— begin —

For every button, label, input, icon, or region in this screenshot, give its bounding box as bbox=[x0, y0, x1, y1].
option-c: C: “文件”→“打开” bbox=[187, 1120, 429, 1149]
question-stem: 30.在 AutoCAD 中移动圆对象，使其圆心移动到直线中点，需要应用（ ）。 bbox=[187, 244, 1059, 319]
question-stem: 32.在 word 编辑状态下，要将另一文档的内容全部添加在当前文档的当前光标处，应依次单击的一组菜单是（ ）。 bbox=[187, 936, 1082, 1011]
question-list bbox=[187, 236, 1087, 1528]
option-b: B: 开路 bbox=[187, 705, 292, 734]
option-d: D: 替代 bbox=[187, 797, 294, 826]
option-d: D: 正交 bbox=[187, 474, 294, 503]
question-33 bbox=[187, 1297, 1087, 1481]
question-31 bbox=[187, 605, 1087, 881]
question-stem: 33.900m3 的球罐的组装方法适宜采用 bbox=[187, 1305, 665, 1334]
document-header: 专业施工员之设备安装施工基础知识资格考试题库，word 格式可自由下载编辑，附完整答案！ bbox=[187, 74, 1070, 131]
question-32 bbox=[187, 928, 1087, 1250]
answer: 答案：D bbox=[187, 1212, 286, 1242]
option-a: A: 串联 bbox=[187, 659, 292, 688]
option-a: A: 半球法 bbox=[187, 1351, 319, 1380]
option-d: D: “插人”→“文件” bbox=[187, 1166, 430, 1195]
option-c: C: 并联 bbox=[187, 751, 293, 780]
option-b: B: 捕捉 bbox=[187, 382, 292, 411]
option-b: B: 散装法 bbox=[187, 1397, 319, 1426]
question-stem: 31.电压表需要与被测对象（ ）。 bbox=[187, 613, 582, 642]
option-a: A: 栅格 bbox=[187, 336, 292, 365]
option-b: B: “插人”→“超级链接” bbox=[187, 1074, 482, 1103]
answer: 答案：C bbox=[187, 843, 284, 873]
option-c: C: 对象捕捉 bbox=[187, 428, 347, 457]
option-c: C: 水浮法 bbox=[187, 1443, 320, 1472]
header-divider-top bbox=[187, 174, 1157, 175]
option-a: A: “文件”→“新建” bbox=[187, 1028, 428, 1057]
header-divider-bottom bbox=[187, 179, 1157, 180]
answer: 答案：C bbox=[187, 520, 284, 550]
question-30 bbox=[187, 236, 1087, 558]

— end —

*Exercise prompt*: Please copy every line of the items above word for word.

*Result of this task*:
For every button, label, input, icon, or region in this screenshot, give its bounding box as bbox=[x0, y0, x1, y1].
option-c: C: “文件”→“打开” bbox=[187, 1120, 429, 1149]
question-stem: 30.在 AutoCAD 中移动圆对象，使其圆心移动到直线中点，需要应用（ ）。 bbox=[187, 244, 1059, 319]
question-stem: 32.在 word 编辑状态下，要将另一文档的内容全部添加在当前文档的当前光标处，应依次单击的一组菜单是（ ）。 bbox=[187, 936, 1082, 1011]
question-list bbox=[187, 236, 1087, 1528]
option-b: B: 开路 bbox=[187, 705, 292, 734]
option-d: D: 替代 bbox=[187, 797, 294, 826]
option-d: D: 正交 bbox=[187, 474, 294, 503]
question-33 bbox=[187, 1297, 1087, 1481]
question-31 bbox=[187, 605, 1087, 881]
question-stem: 33.900m3 的球罐的组装方法适宜采用 bbox=[187, 1305, 665, 1334]
document-header: 专业施工员之设备安装施工基础知识资格考试题库，word 格式可自由下载编辑，附完整答案！ bbox=[187, 74, 1070, 131]
question-32 bbox=[187, 928, 1087, 1250]
answer: 答案：D bbox=[187, 1212, 286, 1242]
option-a: A: 串联 bbox=[187, 659, 292, 688]
option-a: A: 半球法 bbox=[187, 1351, 319, 1380]
option-d: D: “插人”→“文件” bbox=[187, 1166, 430, 1195]
option-c: C: 并联 bbox=[187, 751, 293, 780]
option-b: B: 捕捉 bbox=[187, 382, 292, 411]
option-b: B: 散装法 bbox=[187, 1397, 319, 1426]
question-stem: 31.电压表需要与被测对象（ ）。 bbox=[187, 613, 582, 642]
option-a: A: 栅格 bbox=[187, 336, 292, 365]
option-b: B: “插人”→“超级链接” bbox=[187, 1074, 482, 1103]
answer: 答案：C bbox=[187, 843, 284, 873]
option-c: C: 对象捕捉 bbox=[187, 428, 347, 457]
option-c: C: 水浮法 bbox=[187, 1443, 320, 1472]
header-divider-top bbox=[187, 174, 1157, 175]
option-a: A: “文件”→“新建” bbox=[187, 1028, 428, 1057]
header-divider-bottom bbox=[187, 179, 1157, 180]
answer: 答案：C bbox=[187, 520, 284, 550]
question-30 bbox=[187, 236, 1087, 558]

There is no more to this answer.